• [STATED TASK] Could you copy the rows below word for word, leaving out the pictures?

[Stored dataset rows]
-*-

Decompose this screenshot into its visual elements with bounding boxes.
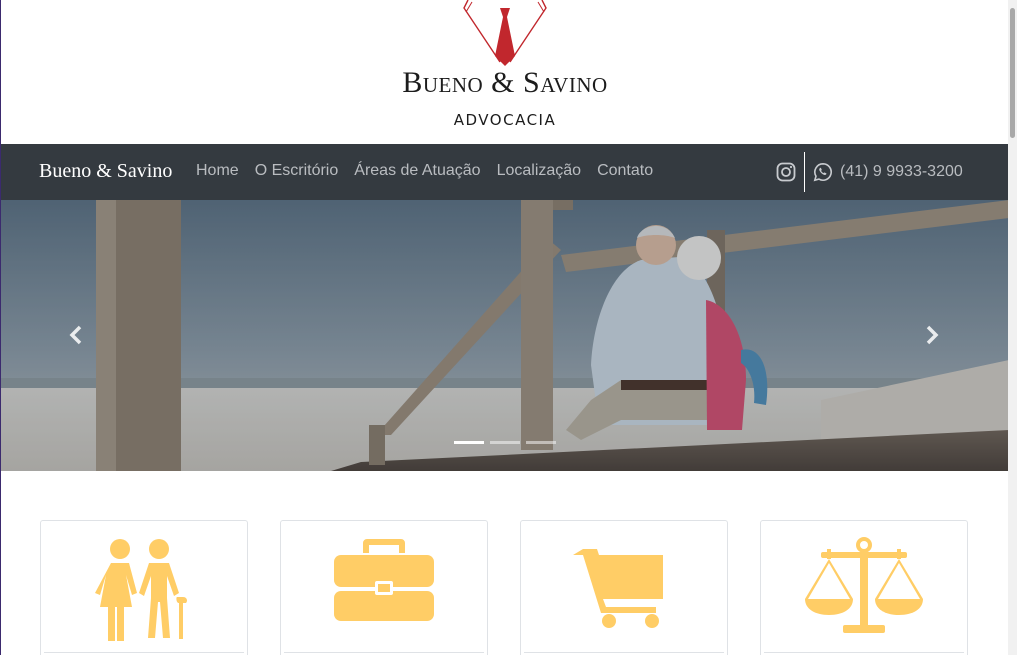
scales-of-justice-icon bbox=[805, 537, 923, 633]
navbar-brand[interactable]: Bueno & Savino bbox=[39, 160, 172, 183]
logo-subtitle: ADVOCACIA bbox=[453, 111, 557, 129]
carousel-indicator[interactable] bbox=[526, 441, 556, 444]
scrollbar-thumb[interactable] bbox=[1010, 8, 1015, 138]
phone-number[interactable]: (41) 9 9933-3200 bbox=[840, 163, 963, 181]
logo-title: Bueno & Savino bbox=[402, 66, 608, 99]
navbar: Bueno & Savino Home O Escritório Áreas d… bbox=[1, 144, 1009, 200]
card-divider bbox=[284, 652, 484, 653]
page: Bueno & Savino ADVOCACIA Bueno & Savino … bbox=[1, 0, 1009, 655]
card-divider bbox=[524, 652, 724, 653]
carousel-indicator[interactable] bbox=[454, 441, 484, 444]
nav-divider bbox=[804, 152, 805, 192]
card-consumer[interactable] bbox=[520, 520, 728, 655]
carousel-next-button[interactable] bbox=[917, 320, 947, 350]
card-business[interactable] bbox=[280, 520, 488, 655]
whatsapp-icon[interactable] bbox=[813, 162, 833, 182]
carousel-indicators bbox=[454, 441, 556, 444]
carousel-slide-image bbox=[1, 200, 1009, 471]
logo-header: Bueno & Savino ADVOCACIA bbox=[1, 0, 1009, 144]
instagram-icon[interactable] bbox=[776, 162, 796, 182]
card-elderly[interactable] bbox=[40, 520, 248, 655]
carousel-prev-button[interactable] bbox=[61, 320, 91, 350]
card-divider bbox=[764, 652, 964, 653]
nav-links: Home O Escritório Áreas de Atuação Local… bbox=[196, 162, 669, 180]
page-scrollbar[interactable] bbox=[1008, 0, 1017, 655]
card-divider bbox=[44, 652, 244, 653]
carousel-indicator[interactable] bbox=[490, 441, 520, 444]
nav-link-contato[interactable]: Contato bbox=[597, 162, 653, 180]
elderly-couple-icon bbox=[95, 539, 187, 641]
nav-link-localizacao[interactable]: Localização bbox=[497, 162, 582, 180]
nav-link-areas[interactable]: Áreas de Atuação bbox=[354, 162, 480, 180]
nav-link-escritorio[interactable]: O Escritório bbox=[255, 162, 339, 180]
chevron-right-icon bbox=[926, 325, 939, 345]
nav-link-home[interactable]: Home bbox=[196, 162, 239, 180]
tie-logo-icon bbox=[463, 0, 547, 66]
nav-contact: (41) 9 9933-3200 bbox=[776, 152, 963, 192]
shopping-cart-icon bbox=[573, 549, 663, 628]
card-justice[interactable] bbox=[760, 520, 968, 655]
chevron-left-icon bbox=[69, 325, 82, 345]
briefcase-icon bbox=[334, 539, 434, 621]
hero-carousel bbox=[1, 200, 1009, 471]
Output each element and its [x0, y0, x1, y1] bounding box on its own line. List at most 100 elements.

-*-

• [RESPONSE TO THIS TASK]
Decompose this screenshot into its visual elements with bounding boxes.
scales-of-justice-icon bbox=[805, 537, 923, 633]
navbar-brand[interactable]: Bueno & Savino bbox=[39, 160, 172, 183]
logo-subtitle: ADVOCACIA bbox=[453, 111, 557, 129]
carousel-indicator[interactable] bbox=[526, 441, 556, 444]
scrollbar-thumb[interactable] bbox=[1010, 8, 1015, 138]
phone-number[interactable]: (41) 9 9933-3200 bbox=[840, 163, 963, 181]
logo-title: Bueno & Savino bbox=[402, 66, 608, 99]
navbar: Bueno & Savino Home O Escritório Áreas d… bbox=[1, 144, 1009, 200]
card-divider bbox=[284, 652, 484, 653]
page: Bueno & Savino ADVOCACIA Bueno & Savino … bbox=[1, 0, 1009, 655]
card-divider bbox=[524, 652, 724, 653]
carousel-indicator[interactable] bbox=[454, 441, 484, 444]
nav-divider bbox=[804, 152, 805, 192]
card-consumer[interactable] bbox=[520, 520, 728, 655]
carousel-next-button[interactable] bbox=[917, 320, 947, 350]
card-business[interactable] bbox=[280, 520, 488, 655]
whatsapp-icon[interactable] bbox=[813, 162, 833, 182]
carousel-indicators bbox=[454, 441, 556, 444]
carousel-slide-image bbox=[1, 200, 1009, 471]
logo-header: Bueno & Savino ADVOCACIA bbox=[1, 0, 1009, 144]
instagram-icon[interactable] bbox=[776, 162, 796, 182]
card-elderly[interactable] bbox=[40, 520, 248, 655]
carousel-prev-button[interactable] bbox=[61, 320, 91, 350]
card-divider bbox=[764, 652, 964, 653]
nav-links: Home O Escritório Áreas de Atuação Local… bbox=[196, 162, 669, 180]
page-scrollbar[interactable] bbox=[1008, 0, 1017, 655]
card-divider bbox=[44, 652, 244, 653]
carousel-indicator[interactable] bbox=[490, 441, 520, 444]
nav-link-contato[interactable]: Contato bbox=[597, 162, 653, 180]
elderly-couple-icon bbox=[95, 539, 187, 641]
nav-link-localizacao[interactable]: Localização bbox=[497, 162, 582, 180]
nav-link-areas[interactable]: Áreas de Atuação bbox=[354, 162, 480, 180]
nav-link-escritorio[interactable]: O Escritório bbox=[255, 162, 339, 180]
chevron-right-icon bbox=[926, 325, 939, 345]
nav-link-home[interactable]: Home bbox=[196, 162, 239, 180]
tie-logo-icon bbox=[463, 0, 547, 66]
nav-contact: (41) 9 9933-3200 bbox=[776, 152, 963, 192]
shopping-cart-icon bbox=[573, 549, 663, 628]
card-justice[interactable] bbox=[760, 520, 968, 655]
chevron-left-icon bbox=[69, 325, 82, 345]
briefcase-icon bbox=[334, 539, 434, 621]
hero-carousel bbox=[1, 200, 1009, 471]
Output each element and its [x0, y0, x1, y1] bounding box on its own line. List at most 100 elements.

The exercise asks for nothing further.